- _WHAT YOU SHOULD DO_:
Repeat the whole of the data, keeping every detail the same.

**** INPUT ****

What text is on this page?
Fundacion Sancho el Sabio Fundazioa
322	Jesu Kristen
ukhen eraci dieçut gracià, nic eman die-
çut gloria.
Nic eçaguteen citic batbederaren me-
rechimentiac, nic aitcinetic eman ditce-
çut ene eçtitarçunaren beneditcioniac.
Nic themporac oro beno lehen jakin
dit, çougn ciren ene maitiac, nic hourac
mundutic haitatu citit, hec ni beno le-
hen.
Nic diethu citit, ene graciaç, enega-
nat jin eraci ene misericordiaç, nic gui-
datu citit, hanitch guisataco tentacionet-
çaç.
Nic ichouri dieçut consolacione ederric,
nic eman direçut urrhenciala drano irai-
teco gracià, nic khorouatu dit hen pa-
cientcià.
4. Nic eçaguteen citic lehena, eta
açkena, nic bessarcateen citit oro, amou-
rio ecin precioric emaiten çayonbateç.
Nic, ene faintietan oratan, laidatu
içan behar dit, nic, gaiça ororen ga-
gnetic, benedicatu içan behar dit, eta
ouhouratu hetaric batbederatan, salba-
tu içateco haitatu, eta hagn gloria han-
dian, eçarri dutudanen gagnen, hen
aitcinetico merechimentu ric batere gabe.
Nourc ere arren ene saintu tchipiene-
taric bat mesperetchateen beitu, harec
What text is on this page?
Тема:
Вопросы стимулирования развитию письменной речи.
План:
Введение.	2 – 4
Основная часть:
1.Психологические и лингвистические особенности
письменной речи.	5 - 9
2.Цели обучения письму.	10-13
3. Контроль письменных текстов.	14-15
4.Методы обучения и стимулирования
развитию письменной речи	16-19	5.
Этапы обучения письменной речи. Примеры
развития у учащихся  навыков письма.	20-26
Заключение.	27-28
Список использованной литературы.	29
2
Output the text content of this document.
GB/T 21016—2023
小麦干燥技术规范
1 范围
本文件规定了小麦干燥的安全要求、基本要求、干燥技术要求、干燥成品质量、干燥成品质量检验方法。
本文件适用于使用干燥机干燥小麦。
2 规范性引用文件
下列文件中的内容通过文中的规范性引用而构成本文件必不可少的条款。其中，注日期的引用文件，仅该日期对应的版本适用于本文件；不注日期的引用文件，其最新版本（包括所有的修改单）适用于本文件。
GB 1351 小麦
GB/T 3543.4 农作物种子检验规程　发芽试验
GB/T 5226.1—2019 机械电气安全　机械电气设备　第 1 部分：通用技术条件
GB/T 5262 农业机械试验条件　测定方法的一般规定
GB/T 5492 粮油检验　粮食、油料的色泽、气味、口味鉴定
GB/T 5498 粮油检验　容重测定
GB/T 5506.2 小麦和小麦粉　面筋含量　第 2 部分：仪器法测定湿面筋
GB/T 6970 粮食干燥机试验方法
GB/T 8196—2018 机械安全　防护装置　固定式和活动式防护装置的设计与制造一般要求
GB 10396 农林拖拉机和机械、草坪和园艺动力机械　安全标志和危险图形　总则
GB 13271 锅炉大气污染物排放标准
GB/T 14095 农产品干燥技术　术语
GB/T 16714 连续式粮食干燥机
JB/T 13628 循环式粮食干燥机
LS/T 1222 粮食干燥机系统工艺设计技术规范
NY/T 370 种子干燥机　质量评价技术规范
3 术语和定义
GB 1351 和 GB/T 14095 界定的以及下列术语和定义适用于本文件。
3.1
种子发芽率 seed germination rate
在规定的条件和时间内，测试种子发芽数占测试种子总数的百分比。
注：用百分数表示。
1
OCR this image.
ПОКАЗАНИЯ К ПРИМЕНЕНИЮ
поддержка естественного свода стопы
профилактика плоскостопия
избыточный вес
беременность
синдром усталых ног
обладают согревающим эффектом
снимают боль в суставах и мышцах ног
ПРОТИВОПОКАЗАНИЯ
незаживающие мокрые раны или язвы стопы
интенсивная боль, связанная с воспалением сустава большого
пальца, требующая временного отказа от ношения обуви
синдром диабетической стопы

****

- _TASK SOLUTION_:
What text is on this page?
Fundacion Sancho el Sabio Fundazioa
322	Jesu Kristen
ukhen eraci dieçut gracià, nic eman die-
çut gloria.
Nic eçaguteen citic batbederaren me-
rechimentiac, nic aitcinetic eman ditce-
çut ene eçtitarçunaren beneditcioniac.
Nic themporac oro beno lehen jakin
dit, çougn ciren ene maitiac, nic hourac
mundutic haitatu citit, hec ni beno le-
hen.
Nic diethu citit, ene graciaç, enega-
nat jin eraci ene misericordiaç, nic gui-
datu citit, hanitch guisataco tentacionet-
çaç.
Nic ichouri dieçut consolacione ederric,
nic eman direçut urrhenciala drano irai-
teco gracià, nic khorouatu dit hen pa-
cientcià.
4. Nic eçaguteen citic lehena, eta
açkena, nic bessarcateen citit oro, amou-
rio ecin precioric emaiten çayonbateç.
Nic, ene faintietan oratan, laidatu
içan behar dit, nic, gaiça ororen ga-
gnetic, benedicatu içan behar dit, eta
ouhouratu hetaric batbederatan, salba-
tu içateco haitatu, eta hagn gloria han-
dian, eçarri dutudanen gagnen, hen
aitcinetico merechimentu ric batere gabe.
Nourc ere arren ene saintu tchipiene-
taric bat mesperetchateen beitu, harec
What text is on this page?
Тема:
Вопросы стимулирования развитию письменной речи.
План:
Введение.	2 – 4
Основная часть:
1.Психологические и лингвистические особенности
письменной речи.	5 - 9
2.Цели обучения письму.	10-13
3. Контроль письменных текстов.	14-15
4.Методы обучения и стимулирования
развитию письменной речи	16-19	5.
Этапы обучения письменной речи. Примеры
развития у учащихся  навыков письма.	20-26
Заключение.	27-28
Список использованной литературы.	29
2
Output the text content of this document.
GB/T 21016—2023
小麦干燥技术规范
1 范围
本文件规定了小麦干燥的安全要求、基本要求、干燥技术要求、干燥成品质量、干燥成品质量检验方法。
本文件适用于使用干燥机干燥小麦。
2 规范性引用文件
下列文件中的内容通过文中的规范性引用而构成本文件必不可少的条款。其中，注日期的引用文件，仅该日期对应的版本适用于本文件；不注日期的引用文件，其最新版本（包括所有的修改单）适用于本文件。
GB 1351 小麦
GB/T 3543.4 农作物种子检验规程　发芽试验
GB/T 5226.1—2019 机械电气安全　机械电气设备　第 1 部分：通用技术条件
GB/T 5262 农业机械试验条件　测定方法的一般规定
GB/T 5492 粮油检验　粮食、油料的色泽、气味、口味鉴定
GB/T 5498 粮油检验　容重测定
GB/T 5506.2 小麦和小麦粉　面筋含量　第 2 部分：仪器法测定湿面筋
GB/T 6970 粮食干燥机试验方法
GB/T 8196—2018 机械安全　防护装置　固定式和活动式防护装置的设计与制造一般要求
GB 10396 农林拖拉机和机械、草坪和园艺动力机械　安全标志和危险图形　总则
GB 13271 锅炉大气污染物排放标准
GB/T 14095 农产品干燥技术　术语
GB/T 16714 连续式粮食干燥机
JB/T 13628 循环式粮食干燥机
LS/T 1222 粮食干燥机系统工艺设计技术规范
NY/T 370 种子干燥机　质量评价技术规范
3 术语和定义
GB 1351 和 GB/T 14095 界定的以及下列术语和定义适用于本文件。
3.1
种子发芽率 seed germination rate
在规定的条件和时间内，测试种子发芽数占测试种子总数的百分比。
注：用百分数表示。
1
OCR this image.
ПОКАЗАНИЯ К ПРИМЕНЕНИЮ
поддержка естественного свода стопы
профилактика плоскостопия
избыточный вес
беременность
синдром усталых ног
обладают согревающим эффектом
снимают боль в суставах и мышцах ног
ПРОТИВОПОКАЗАНИЯ
незаживающие мокрые раны или язвы стопы
интенсивная боль, связанная с воспалением сустава большого
пальца, требующая временного отказа от ношения обуви
синдром диабетической стопы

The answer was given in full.